[START ITEMS]

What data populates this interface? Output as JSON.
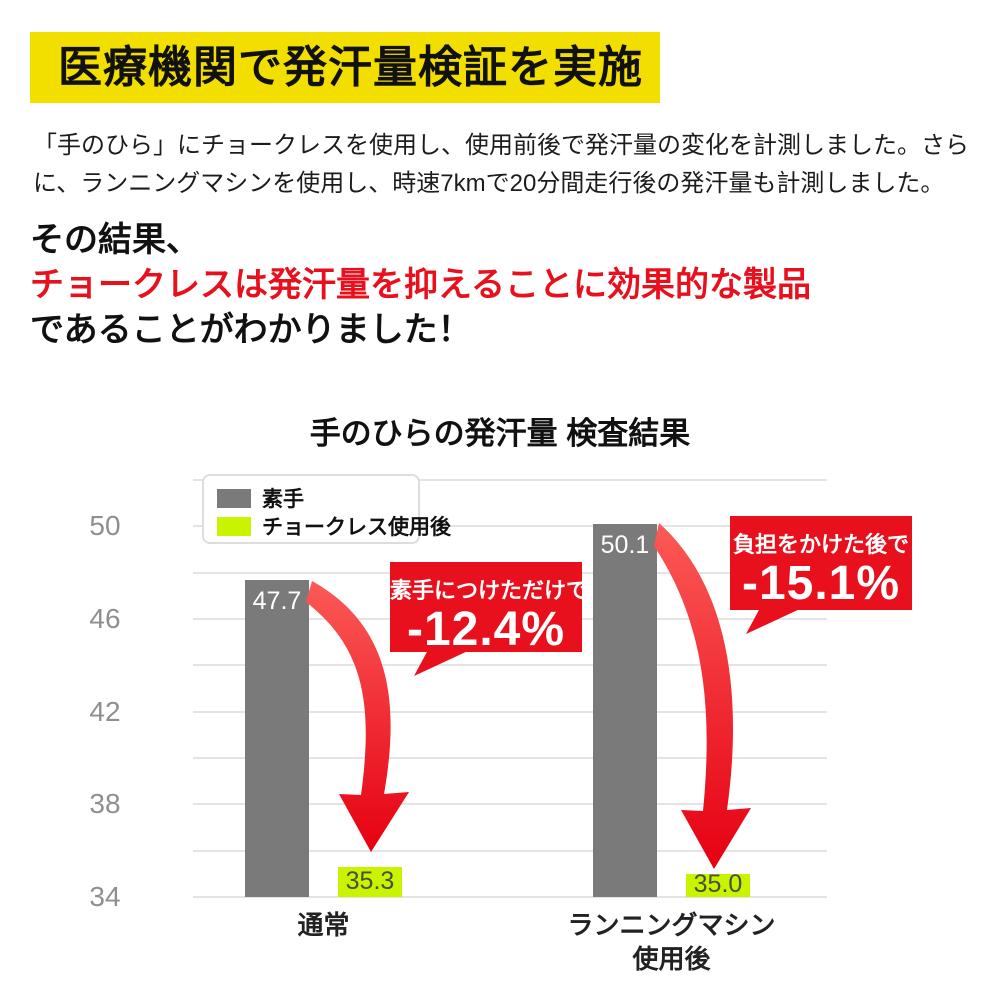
{
  "colors": {
    "banner_yellow": "#f2df00",
    "accent_red": "#e8101c",
    "bar_gray": "#7a7a7a",
    "bar_green": "#c8f400"
  },
  "header": {
    "title": "医療機関で発汗量検証を実施"
  },
  "intro": {
    "line1": "「手のひら」にチョークレスを使用し、使用前後で発汗量の変化を計測しました。さら",
    "line2": "に、ランニングマシンを使用し、時速7kmで20分間走行後の発汗量も計測しました。"
  },
  "result": {
    "line1": "その結果、",
    "line2": "チョークレスは発汗量を抑えることに効果的な製品",
    "line3": "であることがわかりました！"
  },
  "chart_data": {
    "type": "bar",
    "title": "手のひらの発汗量 検査結果",
    "categories": [
      "通常",
      "ランニングマシン使用後"
    ],
    "series": [
      {
        "name": "素手",
        "color": "#7a7a7a",
        "values": [
          47.7,
          50.1
        ]
      },
      {
        "name": "チョークレス使用後",
        "color": "#c8f400",
        "values": [
          35.3,
          35.0
        ]
      }
    ],
    "ylim": [
      34,
      52
    ],
    "yticks": [
      50,
      46,
      42,
      38,
      34
    ],
    "gridline_step": 2,
    "grid": true,
    "legend_position": "top-left",
    "value_labels": true,
    "annotations": [
      {
        "label": "素手につけただけで",
        "value": "-12.4%"
      },
      {
        "label": "負担をかけた後で",
        "value": "-15.1%"
      }
    ]
  }
}
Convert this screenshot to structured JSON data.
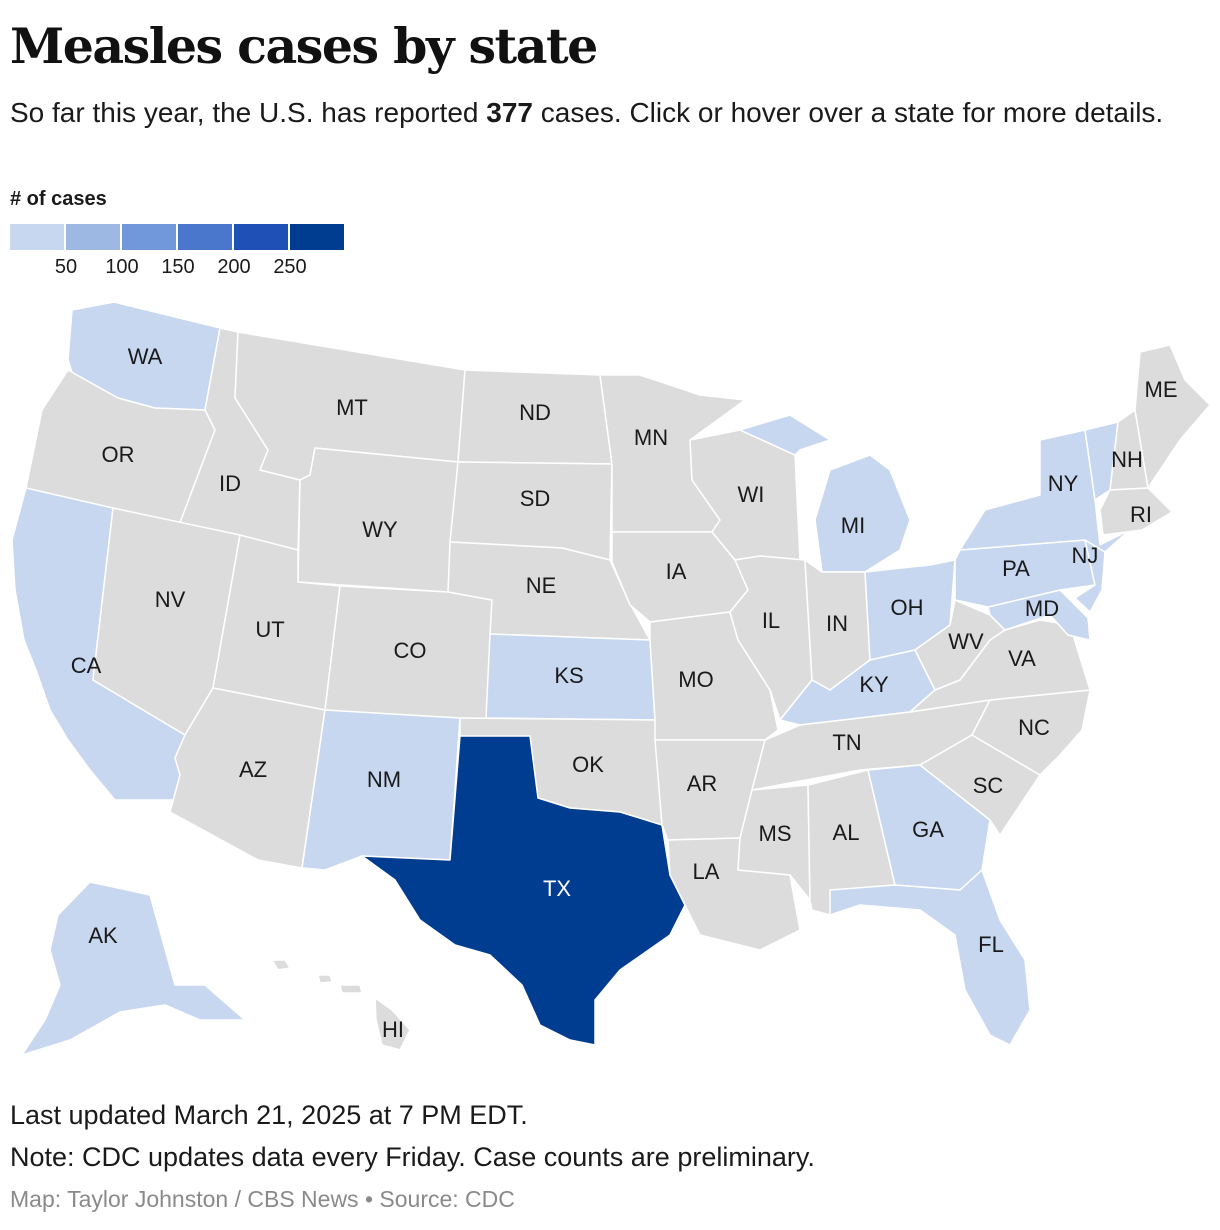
{
  "header": {
    "title": "Measles cases by state",
    "dek_before": "So far this year, the U.S. has reported ",
    "dek_total": "377",
    "dek_after": " cases. Click or hover over a state for more details."
  },
  "legend": {
    "title": "# of cases",
    "colors": [
      "#c7d7f0",
      "#9db8e3",
      "#7198da",
      "#4a76cc",
      "#1e50b5",
      "#003c8f"
    ],
    "ticks": [
      "50",
      "100",
      "150",
      "200",
      "250"
    ]
  },
  "map": {
    "default_fill": "#dcdcdc",
    "stroke": "#ffffff",
    "states": [
      {
        "id": "WA",
        "label": "WA",
        "bin": 1
      },
      {
        "id": "OR",
        "label": "OR",
        "bin": 0
      },
      {
        "id": "CA",
        "label": "CA",
        "bin": 1
      },
      {
        "id": "ID",
        "label": "ID",
        "bin": 0
      },
      {
        "id": "NV",
        "label": "NV",
        "bin": 0
      },
      {
        "id": "MT",
        "label": "MT",
        "bin": 0
      },
      {
        "id": "WY",
        "label": "WY",
        "bin": 0
      },
      {
        "id": "UT",
        "label": "UT",
        "bin": 0
      },
      {
        "id": "AZ",
        "label": "AZ",
        "bin": 0
      },
      {
        "id": "CO",
        "label": "CO",
        "bin": 0
      },
      {
        "id": "NM",
        "label": "NM",
        "bin": 1
      },
      {
        "id": "ND",
        "label": "ND",
        "bin": 0
      },
      {
        "id": "SD",
        "label": "SD",
        "bin": 0
      },
      {
        "id": "NE",
        "label": "NE",
        "bin": 0
      },
      {
        "id": "KS",
        "label": "KS",
        "bin": 1
      },
      {
        "id": "OK",
        "label": "OK",
        "bin": 0
      },
      {
        "id": "TX",
        "label": "TX",
        "bin": 6
      },
      {
        "id": "MN",
        "label": "MN",
        "bin": 0
      },
      {
        "id": "IA",
        "label": "IA",
        "bin": 0
      },
      {
        "id": "MO",
        "label": "MO",
        "bin": 0
      },
      {
        "id": "AR",
        "label": "AR",
        "bin": 0
      },
      {
        "id": "LA",
        "label": "LA",
        "bin": 0
      },
      {
        "id": "WI",
        "label": "WI",
        "bin": 0
      },
      {
        "id": "IL",
        "label": "IL",
        "bin": 0
      },
      {
        "id": "MI",
        "label": "MI",
        "bin": 1
      },
      {
        "id": "IN",
        "label": "IN",
        "bin": 0
      },
      {
        "id": "OH",
        "label": "OH",
        "bin": 1
      },
      {
        "id": "KY",
        "label": "KY",
        "bin": 1
      },
      {
        "id": "TN",
        "label": "TN",
        "bin": 0
      },
      {
        "id": "MS",
        "label": "MS",
        "bin": 0
      },
      {
        "id": "AL",
        "label": "AL",
        "bin": 0
      },
      {
        "id": "GA",
        "label": "GA",
        "bin": 1
      },
      {
        "id": "FL",
        "label": "FL",
        "bin": 1
      },
      {
        "id": "SC",
        "label": "SC",
        "bin": 0
      },
      {
        "id": "NC",
        "label": "NC",
        "bin": 0
      },
      {
        "id": "VA",
        "label": "VA",
        "bin": 0
      },
      {
        "id": "WV",
        "label": "WV",
        "bin": 0
      },
      {
        "id": "MD",
        "label": "MD",
        "bin": 1
      },
      {
        "id": "PA",
        "label": "PA",
        "bin": 1
      },
      {
        "id": "NJ",
        "label": "NJ",
        "bin": 1
      },
      {
        "id": "NY",
        "label": "NY",
        "bin": 1
      },
      {
        "id": "VT",
        "label": "",
        "bin": 1
      },
      {
        "id": "NH",
        "label": "NH",
        "bin": 0
      },
      {
        "id": "ME",
        "label": "ME",
        "bin": 0
      },
      {
        "id": "RI",
        "label": "RI",
        "bin": 0
      },
      {
        "id": "AK",
        "label": "AK",
        "bin": 1
      },
      {
        "id": "HI",
        "label": "HI",
        "bin": 0
      }
    ]
  },
  "footer": {
    "updated": "Last updated March 21, 2025 at 7 PM EDT.",
    "note": "Note: CDC updates data every Friday. Case counts are preliminary.",
    "credit": "Map: Taylor Johnston / CBS News • Source: CDC"
  }
}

[END ITEMS]

- _YOUR OBJECTIVE_
From the records given above, reproduce all text exactly and exclude each picture.

- _OUTPUT OF THE EXERCISE_
What data populates this interface? Output as JSON.
{
  "colors": {
    "banner_yellow": "#f2df00",
    "accent_red": "#e8101c",
    "bar_gray": "#7a7a7a",
    "bar_green": "#c8f400"
  },
  "header": {
    "title": "医療機関で発汗量検証を実施"
  },
  "intro": {
    "line1": "「手のひら」にチョークレスを使用し、使用前後で発汗量の変化を計測しました。さら",
    "line2": "に、ランニングマシンを使用し、時速7kmで20分間走行後の発汗量も計測しました。"
  },
  "result": {
    "line1": "その結果、",
    "line2": "チョークレスは発汗量を抑えることに効果的な製品",
    "line3": "であることがわかりました！"
  },
  "chart_data": {
    "type": "bar",
    "title": "手のひらの発汗量 検査結果",
    "categories": [
      "通常",
      "ランニングマシン使用後"
    ],
    "series": [
      {
        "name": "素手",
        "color": "#7a7a7a",
        "values": [
          47.7,
          50.1
        ]
      },
      {
        "name": "チョークレス使用後",
        "color": "#c8f400",
        "values": [
          35.3,
          35.0
        ]
      }
    ],
    "ylim": [
      34,
      52
    ],
    "yticks": [
      50,
      46,
      42,
      38,
      34
    ],
    "gridline_step": 2,
    "grid": true,
    "legend_position": "top-left",
    "value_labels": true,
    "annotations": [
      {
        "label": "素手につけただけで",
        "value": "-12.4%"
      },
      {
        "label": "負担をかけた後で",
        "value": "-15.1%"
      }
    ]
  }
}
Convert this screenshot to structured JSON data.
{
  "header": {
    "title": "Measles cases by state",
    "dek_before": "So far this year, the U.S. has reported ",
    "dek_total": "377",
    "dek_after": " cases. Click or hover over a state for more details."
  },
  "legend": {
    "title": "# of cases",
    "colors": [
      "#c7d7f0",
      "#9db8e3",
      "#7198da",
      "#4a76cc",
      "#1e50b5",
      "#003c8f"
    ],
    "ticks": [
      "50",
      "100",
      "150",
      "200",
      "250"
    ]
  },
  "map": {
    "default_fill": "#dcdcdc",
    "stroke": "#ffffff",
    "states": [
      {
        "id": "WA",
        "label": "WA",
        "bin": 1
      },
      {
        "id": "OR",
        "label": "OR",
        "bin": 0
      },
      {
        "id": "CA",
        "label": "CA",
        "bin": 1
      },
      {
        "id": "ID",
        "label": "ID",
        "bin": 0
      },
      {
        "id": "NV",
        "label": "NV",
        "bin": 0
      },
      {
        "id": "MT",
        "label": "MT",
        "bin": 0
      },
      {
        "id": "WY",
        "label": "WY",
        "bin": 0
      },
      {
        "id": "UT",
        "label": "UT",
        "bin": 0
      },
      {
        "id": "AZ",
        "label": "AZ",
        "bin": 0
      },
      {
        "id": "CO",
        "label": "CO",
        "bin": 0
      },
      {
        "id": "NM",
        "label": "NM",
        "bin": 1
      },
      {
        "id": "ND",
        "label": "ND",
        "bin": 0
      },
      {
        "id": "SD",
        "label": "SD",
        "bin": 0
      },
      {
        "id": "NE",
        "label": "NE",
        "bin": 0
      },
      {
        "id": "KS",
        "label": "KS",
        "bin": 1
      },
      {
        "id": "OK",
        "label": "OK",
        "bin": 0
      },
      {
        "id": "TX",
        "label": "TX",
        "bin": 6
      },
      {
        "id": "MN",
        "label": "MN",
        "bin": 0
      },
      {
        "id": "IA",
        "label": "IA",
        "bin": 0
      },
      {
        "id": "MO",
        "label": "MO",
        "bin": 0
      },
      {
        "id": "AR",
        "label": "AR",
        "bin": 0
      },
      {
        "id": "LA",
        "label": "LA",
        "bin": 0
      },
      {
        "id": "WI",
        "label": "WI",
        "bin": 0
      },
      {
        "id": "IL",
        "label": "IL",
        "bin": 0
      },
      {
        "id": "MI",
        "label": "MI",
        "bin": 1
      },
      {
        "id": "IN",
        "label": "IN",
        "bin": 0
      },
      {
        "id": "OH",
        "label": "OH",
        "bin": 1
      },
      {
        "id": "KY",
        "label": "KY",
        "bin": 1
      },
      {
        "id": "TN",
        "label": "TN",
        "bin": 0
      },
      {
        "id": "MS",
        "label": "MS",
        "bin": 0
      },
      {
        "id": "AL",
        "label": "AL",
        "bin": 0
      },
      {
        "id": "GA",
        "label": "GA",
        "bin": 1
      },
      {
        "id": "FL",
        "label": "FL",
        "bin": 1
      },
      {
        "id": "SC",
        "label": "SC",
        "bin": 0
      },
      {
        "id": "NC",
        "label": "NC",
        "bin": 0
      },
      {
        "id": "VA",
        "label": "VA",
        "bin": 0
      },
      {
        "id": "WV",
        "label": "WV",
        "bin": 0
      },
      {
        "id": "MD",
        "label": "MD",
        "bin": 1
      },
      {
        "id": "PA",
        "label": "PA",
        "bin": 1
      },
      {
        "id": "NJ",
        "label": "NJ",
        "bin": 1
      },
      {
        "id": "NY",
        "label": "NY",
        "bin": 1
      },
      {
        "id": "VT",
        "label": "",
        "bin": 1
      },
      {
        "id": "NH",
        "label": "NH",
        "bin": 0
      },
      {
        "id": "ME",
        "label": "ME",
        "bin": 0
      },
      {
        "id": "RI",
        "label": "RI",
        "bin": 0
      },
      {
        "id": "AK",
        "label": "AK",
        "bin": 1
      },
      {
        "id": "HI",
        "label": "HI",
        "bin": 0
      }
    ]
  },
  "footer": {
    "updated": "Last updated March 21, 2025 at 7 PM EDT.",
    "note": "Note: CDC updates data every Friday. Case counts are preliminary.",
    "credit": "Map: Taylor Johnston / CBS News • Source: CDC"
  }
}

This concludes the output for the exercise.